#### [Task objective]
For the entries that follow, state how many lines include the word "title", giving the number and nothing else.

#### [Stored data]
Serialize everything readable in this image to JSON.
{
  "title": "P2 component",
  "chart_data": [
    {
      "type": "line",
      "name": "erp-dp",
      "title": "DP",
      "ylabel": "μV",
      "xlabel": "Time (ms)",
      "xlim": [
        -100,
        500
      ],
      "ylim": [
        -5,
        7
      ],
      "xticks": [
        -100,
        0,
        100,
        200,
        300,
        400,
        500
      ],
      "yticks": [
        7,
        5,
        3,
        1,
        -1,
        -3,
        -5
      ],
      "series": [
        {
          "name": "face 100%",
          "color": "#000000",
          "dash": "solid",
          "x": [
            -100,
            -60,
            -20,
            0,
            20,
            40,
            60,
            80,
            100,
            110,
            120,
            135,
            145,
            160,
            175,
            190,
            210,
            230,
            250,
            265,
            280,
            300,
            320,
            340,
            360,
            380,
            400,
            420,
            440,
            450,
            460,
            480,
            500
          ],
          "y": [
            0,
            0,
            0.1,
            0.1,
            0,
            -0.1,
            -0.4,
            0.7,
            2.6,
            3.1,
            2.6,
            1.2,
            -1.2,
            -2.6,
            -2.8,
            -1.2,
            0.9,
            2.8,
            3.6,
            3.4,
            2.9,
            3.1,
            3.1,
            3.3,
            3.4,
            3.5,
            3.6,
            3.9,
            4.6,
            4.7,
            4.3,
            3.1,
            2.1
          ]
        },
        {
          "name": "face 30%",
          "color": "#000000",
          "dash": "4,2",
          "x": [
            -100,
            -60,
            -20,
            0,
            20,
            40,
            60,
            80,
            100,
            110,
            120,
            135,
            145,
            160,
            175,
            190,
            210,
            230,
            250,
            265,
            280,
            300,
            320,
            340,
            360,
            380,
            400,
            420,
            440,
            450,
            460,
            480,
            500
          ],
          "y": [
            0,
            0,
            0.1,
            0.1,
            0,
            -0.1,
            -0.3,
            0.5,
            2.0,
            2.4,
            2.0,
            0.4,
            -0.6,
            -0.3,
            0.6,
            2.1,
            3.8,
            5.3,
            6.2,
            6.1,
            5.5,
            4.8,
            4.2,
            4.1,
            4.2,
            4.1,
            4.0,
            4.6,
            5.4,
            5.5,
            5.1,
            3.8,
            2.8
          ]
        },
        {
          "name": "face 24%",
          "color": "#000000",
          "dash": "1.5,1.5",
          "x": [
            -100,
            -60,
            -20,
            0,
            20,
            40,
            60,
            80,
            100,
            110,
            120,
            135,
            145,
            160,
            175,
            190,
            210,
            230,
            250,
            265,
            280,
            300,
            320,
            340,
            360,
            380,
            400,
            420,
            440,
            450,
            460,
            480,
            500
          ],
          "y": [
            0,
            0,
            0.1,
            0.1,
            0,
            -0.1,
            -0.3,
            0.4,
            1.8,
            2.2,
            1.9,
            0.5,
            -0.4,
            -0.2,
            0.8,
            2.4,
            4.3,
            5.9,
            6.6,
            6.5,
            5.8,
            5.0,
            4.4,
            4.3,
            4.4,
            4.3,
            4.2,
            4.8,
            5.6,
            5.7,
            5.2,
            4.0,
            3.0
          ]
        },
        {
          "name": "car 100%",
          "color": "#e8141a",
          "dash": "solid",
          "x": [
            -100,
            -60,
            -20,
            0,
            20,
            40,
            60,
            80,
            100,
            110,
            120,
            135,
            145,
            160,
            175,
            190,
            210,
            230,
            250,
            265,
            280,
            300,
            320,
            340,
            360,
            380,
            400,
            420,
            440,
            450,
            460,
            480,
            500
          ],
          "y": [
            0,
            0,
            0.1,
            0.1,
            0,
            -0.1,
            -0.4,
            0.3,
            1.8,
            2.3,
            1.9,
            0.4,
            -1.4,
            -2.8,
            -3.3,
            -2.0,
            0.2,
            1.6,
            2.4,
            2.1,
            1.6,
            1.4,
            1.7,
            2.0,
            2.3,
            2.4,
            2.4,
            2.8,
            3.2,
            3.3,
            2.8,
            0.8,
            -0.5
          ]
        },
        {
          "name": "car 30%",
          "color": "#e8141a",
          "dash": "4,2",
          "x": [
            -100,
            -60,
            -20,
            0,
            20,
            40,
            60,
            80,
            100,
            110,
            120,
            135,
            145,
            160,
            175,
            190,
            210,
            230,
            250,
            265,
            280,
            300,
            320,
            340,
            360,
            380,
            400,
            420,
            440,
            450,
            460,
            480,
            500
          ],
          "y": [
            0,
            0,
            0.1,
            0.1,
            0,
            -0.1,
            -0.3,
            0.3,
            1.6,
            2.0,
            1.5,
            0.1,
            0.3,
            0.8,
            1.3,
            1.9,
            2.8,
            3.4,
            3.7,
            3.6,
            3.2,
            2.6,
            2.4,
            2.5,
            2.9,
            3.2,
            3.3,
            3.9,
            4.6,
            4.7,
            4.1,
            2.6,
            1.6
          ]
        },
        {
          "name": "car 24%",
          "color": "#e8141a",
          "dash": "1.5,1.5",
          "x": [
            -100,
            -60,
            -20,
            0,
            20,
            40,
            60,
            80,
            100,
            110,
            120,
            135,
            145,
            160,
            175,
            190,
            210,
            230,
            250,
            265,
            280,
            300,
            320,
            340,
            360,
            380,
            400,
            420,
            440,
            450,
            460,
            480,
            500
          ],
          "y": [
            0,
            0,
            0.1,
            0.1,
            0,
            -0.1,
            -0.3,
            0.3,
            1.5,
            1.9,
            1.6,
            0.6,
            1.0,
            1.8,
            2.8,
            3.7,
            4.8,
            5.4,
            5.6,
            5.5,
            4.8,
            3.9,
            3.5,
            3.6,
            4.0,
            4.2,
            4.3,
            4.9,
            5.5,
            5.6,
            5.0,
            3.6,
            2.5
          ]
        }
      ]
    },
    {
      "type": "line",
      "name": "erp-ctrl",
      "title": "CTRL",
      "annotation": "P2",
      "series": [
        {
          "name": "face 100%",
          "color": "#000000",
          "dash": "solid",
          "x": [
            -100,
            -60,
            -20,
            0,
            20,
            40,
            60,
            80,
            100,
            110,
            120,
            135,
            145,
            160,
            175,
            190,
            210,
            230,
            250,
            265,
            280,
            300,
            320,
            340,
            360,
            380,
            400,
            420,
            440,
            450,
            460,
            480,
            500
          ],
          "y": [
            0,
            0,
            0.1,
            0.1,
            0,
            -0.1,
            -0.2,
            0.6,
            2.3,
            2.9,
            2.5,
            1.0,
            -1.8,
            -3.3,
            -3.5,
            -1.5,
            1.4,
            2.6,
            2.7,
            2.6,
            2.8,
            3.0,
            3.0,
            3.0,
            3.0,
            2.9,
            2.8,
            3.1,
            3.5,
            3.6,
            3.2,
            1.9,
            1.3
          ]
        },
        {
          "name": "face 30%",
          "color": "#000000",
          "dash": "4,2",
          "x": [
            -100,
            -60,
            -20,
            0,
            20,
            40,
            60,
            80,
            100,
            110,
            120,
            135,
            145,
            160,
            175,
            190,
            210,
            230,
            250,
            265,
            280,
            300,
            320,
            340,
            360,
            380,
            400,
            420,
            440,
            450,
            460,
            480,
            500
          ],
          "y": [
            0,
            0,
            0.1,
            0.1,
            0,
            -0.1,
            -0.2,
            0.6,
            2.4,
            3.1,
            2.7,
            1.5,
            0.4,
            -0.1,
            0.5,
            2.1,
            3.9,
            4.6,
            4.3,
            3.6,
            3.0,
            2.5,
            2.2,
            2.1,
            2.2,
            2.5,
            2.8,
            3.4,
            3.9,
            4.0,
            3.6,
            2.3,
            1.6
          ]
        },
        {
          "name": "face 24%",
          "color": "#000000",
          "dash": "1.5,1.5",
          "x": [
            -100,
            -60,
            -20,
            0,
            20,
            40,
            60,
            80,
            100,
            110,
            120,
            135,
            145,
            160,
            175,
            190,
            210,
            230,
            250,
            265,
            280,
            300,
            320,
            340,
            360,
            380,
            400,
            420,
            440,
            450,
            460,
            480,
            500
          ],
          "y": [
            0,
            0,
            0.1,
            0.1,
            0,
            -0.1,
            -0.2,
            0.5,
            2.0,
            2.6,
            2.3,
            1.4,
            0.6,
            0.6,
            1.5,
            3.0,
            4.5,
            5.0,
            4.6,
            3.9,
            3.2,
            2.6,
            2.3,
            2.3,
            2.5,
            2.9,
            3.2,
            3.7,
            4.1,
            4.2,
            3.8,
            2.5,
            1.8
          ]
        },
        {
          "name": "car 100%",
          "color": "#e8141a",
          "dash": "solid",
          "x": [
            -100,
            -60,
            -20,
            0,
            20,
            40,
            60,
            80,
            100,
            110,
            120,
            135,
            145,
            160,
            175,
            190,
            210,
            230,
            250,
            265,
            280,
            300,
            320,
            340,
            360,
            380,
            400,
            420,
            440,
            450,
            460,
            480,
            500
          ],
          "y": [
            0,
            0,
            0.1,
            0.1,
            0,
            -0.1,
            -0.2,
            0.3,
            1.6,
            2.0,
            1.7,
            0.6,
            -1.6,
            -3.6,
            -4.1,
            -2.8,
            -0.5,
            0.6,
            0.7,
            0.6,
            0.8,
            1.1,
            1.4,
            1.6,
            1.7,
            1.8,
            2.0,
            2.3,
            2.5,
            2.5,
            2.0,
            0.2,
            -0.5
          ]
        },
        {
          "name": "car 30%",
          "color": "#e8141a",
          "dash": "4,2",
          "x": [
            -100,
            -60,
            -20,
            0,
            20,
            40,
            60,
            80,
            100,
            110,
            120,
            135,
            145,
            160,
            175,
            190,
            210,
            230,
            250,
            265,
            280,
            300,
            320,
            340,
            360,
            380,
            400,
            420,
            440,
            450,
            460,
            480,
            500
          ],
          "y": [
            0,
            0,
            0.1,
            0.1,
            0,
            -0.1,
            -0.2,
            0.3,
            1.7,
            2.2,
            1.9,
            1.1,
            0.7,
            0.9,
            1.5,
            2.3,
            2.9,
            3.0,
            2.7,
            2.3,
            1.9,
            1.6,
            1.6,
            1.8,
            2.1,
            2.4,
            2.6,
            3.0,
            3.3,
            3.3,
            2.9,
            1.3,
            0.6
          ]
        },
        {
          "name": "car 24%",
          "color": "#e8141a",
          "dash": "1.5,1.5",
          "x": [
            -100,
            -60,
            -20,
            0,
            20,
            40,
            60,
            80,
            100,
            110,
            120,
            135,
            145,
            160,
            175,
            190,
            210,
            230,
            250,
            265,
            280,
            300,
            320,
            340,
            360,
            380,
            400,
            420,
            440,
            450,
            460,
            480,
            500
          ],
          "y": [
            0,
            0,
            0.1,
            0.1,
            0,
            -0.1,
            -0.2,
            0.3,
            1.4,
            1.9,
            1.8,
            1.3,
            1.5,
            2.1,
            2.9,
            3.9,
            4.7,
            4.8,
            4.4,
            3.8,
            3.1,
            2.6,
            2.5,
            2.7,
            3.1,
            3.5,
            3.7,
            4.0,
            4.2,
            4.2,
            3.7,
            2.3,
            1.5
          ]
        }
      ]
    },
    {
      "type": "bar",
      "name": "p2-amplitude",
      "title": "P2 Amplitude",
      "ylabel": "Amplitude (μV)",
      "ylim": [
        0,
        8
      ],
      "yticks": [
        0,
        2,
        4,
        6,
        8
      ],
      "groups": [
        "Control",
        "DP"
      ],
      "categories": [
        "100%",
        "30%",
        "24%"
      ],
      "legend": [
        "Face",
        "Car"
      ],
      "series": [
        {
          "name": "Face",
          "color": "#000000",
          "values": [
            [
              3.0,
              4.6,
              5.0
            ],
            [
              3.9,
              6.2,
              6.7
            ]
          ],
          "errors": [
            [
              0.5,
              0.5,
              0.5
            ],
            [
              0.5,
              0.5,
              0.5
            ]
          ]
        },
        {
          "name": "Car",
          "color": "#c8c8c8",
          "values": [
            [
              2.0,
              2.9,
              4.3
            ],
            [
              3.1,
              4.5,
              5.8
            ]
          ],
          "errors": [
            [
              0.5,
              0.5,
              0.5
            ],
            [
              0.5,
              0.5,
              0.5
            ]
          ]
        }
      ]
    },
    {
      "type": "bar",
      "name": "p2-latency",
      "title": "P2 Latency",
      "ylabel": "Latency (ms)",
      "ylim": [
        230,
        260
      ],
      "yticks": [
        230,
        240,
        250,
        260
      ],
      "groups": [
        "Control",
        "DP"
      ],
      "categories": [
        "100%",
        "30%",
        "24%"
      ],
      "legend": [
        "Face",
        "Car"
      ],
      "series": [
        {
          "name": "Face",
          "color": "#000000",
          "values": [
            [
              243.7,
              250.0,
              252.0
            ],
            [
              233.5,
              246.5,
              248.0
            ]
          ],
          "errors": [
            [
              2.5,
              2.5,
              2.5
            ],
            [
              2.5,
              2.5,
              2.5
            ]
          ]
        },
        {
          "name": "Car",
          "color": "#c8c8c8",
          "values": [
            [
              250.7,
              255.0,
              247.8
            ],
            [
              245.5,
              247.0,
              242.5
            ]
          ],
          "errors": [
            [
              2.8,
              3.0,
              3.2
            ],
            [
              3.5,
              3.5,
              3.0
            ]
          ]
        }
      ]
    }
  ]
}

#### [Full response]
5